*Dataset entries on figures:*
________________

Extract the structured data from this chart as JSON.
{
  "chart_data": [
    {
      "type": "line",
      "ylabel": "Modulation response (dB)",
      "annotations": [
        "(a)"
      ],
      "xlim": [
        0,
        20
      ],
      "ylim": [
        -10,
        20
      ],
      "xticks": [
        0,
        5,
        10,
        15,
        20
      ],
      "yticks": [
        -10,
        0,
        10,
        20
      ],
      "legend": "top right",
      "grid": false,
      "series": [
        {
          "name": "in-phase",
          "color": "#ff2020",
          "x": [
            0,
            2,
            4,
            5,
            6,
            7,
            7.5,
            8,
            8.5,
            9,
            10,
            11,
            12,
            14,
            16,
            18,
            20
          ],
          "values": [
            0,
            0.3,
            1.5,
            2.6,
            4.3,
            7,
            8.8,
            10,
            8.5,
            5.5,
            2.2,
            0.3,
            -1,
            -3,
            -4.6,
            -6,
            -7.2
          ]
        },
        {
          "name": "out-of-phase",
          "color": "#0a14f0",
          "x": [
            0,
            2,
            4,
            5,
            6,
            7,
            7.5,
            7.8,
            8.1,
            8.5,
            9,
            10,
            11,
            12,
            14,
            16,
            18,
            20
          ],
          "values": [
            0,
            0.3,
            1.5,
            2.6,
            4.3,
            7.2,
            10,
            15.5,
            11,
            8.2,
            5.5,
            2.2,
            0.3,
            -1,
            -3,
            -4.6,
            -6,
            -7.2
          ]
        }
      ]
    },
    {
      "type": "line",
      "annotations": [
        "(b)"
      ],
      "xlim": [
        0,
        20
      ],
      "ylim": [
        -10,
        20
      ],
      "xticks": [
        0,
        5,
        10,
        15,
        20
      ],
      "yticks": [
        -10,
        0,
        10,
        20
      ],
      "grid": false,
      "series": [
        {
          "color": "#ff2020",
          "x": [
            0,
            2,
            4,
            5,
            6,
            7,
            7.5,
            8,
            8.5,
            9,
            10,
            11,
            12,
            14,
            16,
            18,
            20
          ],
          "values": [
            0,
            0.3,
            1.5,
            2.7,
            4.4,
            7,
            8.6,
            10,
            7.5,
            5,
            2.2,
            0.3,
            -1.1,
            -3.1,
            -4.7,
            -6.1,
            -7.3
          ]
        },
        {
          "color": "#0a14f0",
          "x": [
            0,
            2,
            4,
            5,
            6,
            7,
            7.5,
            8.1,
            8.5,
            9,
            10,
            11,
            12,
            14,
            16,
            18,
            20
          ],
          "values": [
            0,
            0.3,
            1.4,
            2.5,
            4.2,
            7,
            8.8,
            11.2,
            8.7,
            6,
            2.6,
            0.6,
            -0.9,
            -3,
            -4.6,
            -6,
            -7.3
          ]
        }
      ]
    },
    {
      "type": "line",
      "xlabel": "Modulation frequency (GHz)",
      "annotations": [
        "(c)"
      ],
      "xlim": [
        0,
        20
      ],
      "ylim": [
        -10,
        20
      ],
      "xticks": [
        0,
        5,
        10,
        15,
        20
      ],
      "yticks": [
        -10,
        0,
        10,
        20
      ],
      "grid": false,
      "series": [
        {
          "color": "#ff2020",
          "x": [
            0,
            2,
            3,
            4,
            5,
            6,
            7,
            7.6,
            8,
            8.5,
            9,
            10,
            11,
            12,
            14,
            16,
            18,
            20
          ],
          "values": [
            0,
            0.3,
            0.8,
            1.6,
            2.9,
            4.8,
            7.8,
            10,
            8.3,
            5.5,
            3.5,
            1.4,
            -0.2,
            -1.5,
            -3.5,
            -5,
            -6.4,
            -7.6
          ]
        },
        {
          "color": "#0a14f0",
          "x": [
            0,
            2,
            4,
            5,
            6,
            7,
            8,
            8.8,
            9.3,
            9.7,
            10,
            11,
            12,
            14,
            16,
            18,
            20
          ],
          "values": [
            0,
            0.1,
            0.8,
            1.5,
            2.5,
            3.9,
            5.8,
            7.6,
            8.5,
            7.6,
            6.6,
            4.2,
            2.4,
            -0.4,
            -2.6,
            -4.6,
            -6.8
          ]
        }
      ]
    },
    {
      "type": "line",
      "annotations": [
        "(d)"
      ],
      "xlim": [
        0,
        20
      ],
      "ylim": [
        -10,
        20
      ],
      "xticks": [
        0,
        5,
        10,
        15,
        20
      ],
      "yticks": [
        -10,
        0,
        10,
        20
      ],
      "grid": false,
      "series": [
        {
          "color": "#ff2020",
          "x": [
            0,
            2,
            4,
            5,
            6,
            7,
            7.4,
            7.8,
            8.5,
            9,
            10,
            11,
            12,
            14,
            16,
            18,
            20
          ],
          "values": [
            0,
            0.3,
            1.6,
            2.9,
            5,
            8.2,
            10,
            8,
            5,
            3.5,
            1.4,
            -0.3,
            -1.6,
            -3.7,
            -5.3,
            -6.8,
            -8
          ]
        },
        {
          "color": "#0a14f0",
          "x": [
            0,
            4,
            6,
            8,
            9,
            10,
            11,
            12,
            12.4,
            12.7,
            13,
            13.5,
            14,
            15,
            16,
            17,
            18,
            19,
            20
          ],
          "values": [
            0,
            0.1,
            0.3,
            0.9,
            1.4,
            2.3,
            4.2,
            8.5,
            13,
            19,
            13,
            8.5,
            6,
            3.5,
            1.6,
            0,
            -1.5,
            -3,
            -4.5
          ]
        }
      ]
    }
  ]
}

________________

*Directions for this task:* Extract each line of the listing above, copying it word for word.

*Task result:*
Extract the structured data from this chart as JSON.
{
  "chart_data": [
    {
      "type": "line",
      "ylabel": "Modulation response (dB)",
      "annotations": [
        "(a)"
      ],
      "xlim": [
        0,
        20
      ],
      "ylim": [
        -10,
        20
      ],
      "xticks": [
        0,
        5,
        10,
        15,
        20
      ],
      "yticks": [
        -10,
        0,
        10,
        20
      ],
      "legend": "top right",
      "grid": false,
      "series": [
        {
          "name": "in-phase",
          "color": "#ff2020",
          "x": [
            0,
            2,
            4,
            5,
            6,
            7,
            7.5,
            8,
            8.5,
            9,
            10,
            11,
            12,
            14,
            16,
            18,
            20
          ],
          "values": [
            0,
            0.3,
            1.5,
            2.6,
            4.3,
            7,
            8.8,
            10,
            8.5,
            5.5,
            2.2,
            0.3,
            -1,
            -3,
            -4.6,
            -6,
            -7.2
          ]
        },
        {
          "name": "out-of-phase",
          "color": "#0a14f0",
          "x": [
            0,
            2,
            4,
            5,
            6,
            7,
            7.5,
            7.8,
            8.1,
            8.5,
            9,
            10,
            11,
            12,
            14,
            16,
            18,
            20
          ],
          "values": [
            0,
            0.3,
            1.5,
            2.6,
            4.3,
            7.2,
            10,
            15.5,
            11,
            8.2,
            5.5,
            2.2,
            0.3,
            -1,
            -3,
            -4.6,
            -6,
            -7.2
          ]
        }
      ]
    },
    {
      "type": "line",
      "annotations": [
        "(b)"
      ],
      "xlim": [
        0,
        20
      ],
      "ylim": [
        -10,
        20
      ],
      "xticks": [
        0,
        5,
        10,
        15,
        20
      ],
      "yticks": [
        -10,
        0,
        10,
        20
      ],
      "grid": false,
      "series": [
        {
          "color": "#ff2020",
          "x": [
            0,
            2,
            4,
            5,
            6,
            7,
            7.5,
            8,
            8.5,
            9,
            10,
            11,
            12,
            14,
            16,
            18,
            20
          ],
          "values": [
            0,
            0.3,
            1.5,
            2.7,
            4.4,
            7,
            8.6,
            10,
            7.5,
            5,
            2.2,
            0.3,
            -1.1,
            -3.1,
            -4.7,
            -6.1,
            -7.3
          ]
        },
        {
          "color": "#0a14f0",
          "x": [
            0,
            2,
            4,
            5,
            6,
            7,
            7.5,
            8.1,
            8.5,
            9,
            10,
            11,
            12,
            14,
            16,
            18,
            20
          ],
          "values": [
            0,
            0.3,
            1.4,
            2.5,
            4.2,
            7,
            8.8,
            11.2,
            8.7,
            6,
            2.6,
            0.6,
            -0.9,
            -3,
            -4.6,
            -6,
            -7.3
          ]
        }
      ]
    },
    {
      "type": "line",
      "xlabel": "Modulation frequency (GHz)",
      "annotations": [
        "(c)"
      ],
      "xlim": [
        0,
        20
      ],
      "ylim": [
        -10,
        20
      ],
      "xticks": [
        0,
        5,
        10,
        15,
        20
      ],
      "yticks": [
        -10,
        0,
        10,
        20
      ],
      "grid": false,
      "series": [
        {
          "color": "#ff2020",
          "x": [
            0,
            2,
            3,
            4,
            5,
            6,
            7,
            7.6,
            8,
            8.5,
            9,
            10,
            11,
            12,
            14,
            16,
            18,
            20
          ],
          "values": [
            0,
            0.3,
            0.8,
            1.6,
            2.9,
            4.8,
            7.8,
            10,
            8.3,
            5.5,
            3.5,
            1.4,
            -0.2,
            -1.5,
            -3.5,
            -5,
            -6.4,
            -7.6
          ]
        },
        {
          "color": "#0a14f0",
          "x": [
            0,
            2,
            4,
            5,
            6,
            7,
            8,
            8.8,
            9.3,
            9.7,
            10,
            11,
            12,
            14,
            16,
            18,
            20
          ],
          "values": [
            0,
            0.1,
            0.8,
            1.5,
            2.5,
            3.9,
            5.8,
            7.6,
            8.5,
            7.6,
            6.6,
            4.2,
            2.4,
            -0.4,
            -2.6,
            -4.6,
            -6.8
          ]
        }
      ]
    },
    {
      "type": "line",
      "annotations": [
        "(d)"
      ],
      "xlim": [
        0,
        20
      ],
      "ylim": [
        -10,
        20
      ],
      "xticks": [
        0,
        5,
        10,
        15,
        20
      ],
      "yticks": [
        -10,
        0,
        10,
        20
      ],
      "grid": false,
      "series": [
        {
          "color": "#ff2020",
          "x": [
            0,
            2,
            4,
            5,
            6,
            7,
            7.4,
            7.8,
            8.5,
            9,
            10,
            11,
            12,
            14,
            16,
            18,
            20
          ],
          "values": [
            0,
            0.3,
            1.6,
            2.9,
            5,
            8.2,
            10,
            8,
            5,
            3.5,
            1.4,
            -0.3,
            -1.6,
            -3.7,
            -5.3,
            -6.8,
            -8
          ]
        },
        {
          "color": "#0a14f0",
          "x": [
            0,
            4,
            6,
            8,
            9,
            10,
            11,
            12,
            12.4,
            12.7,
            13,
            13.5,
            14,
            15,
            16,
            17,
            18,
            19,
            20
          ],
          "values": [
            0,
            0.1,
            0.3,
            0.9,
            1.4,
            2.3,
            4.2,
            8.5,
            13,
            19,
            13,
            8.5,
            6,
            3.5,
            1.6,
            0,
            -1.5,
            -3,
            -4.5
          ]
        }
      ]
    }
  ]
}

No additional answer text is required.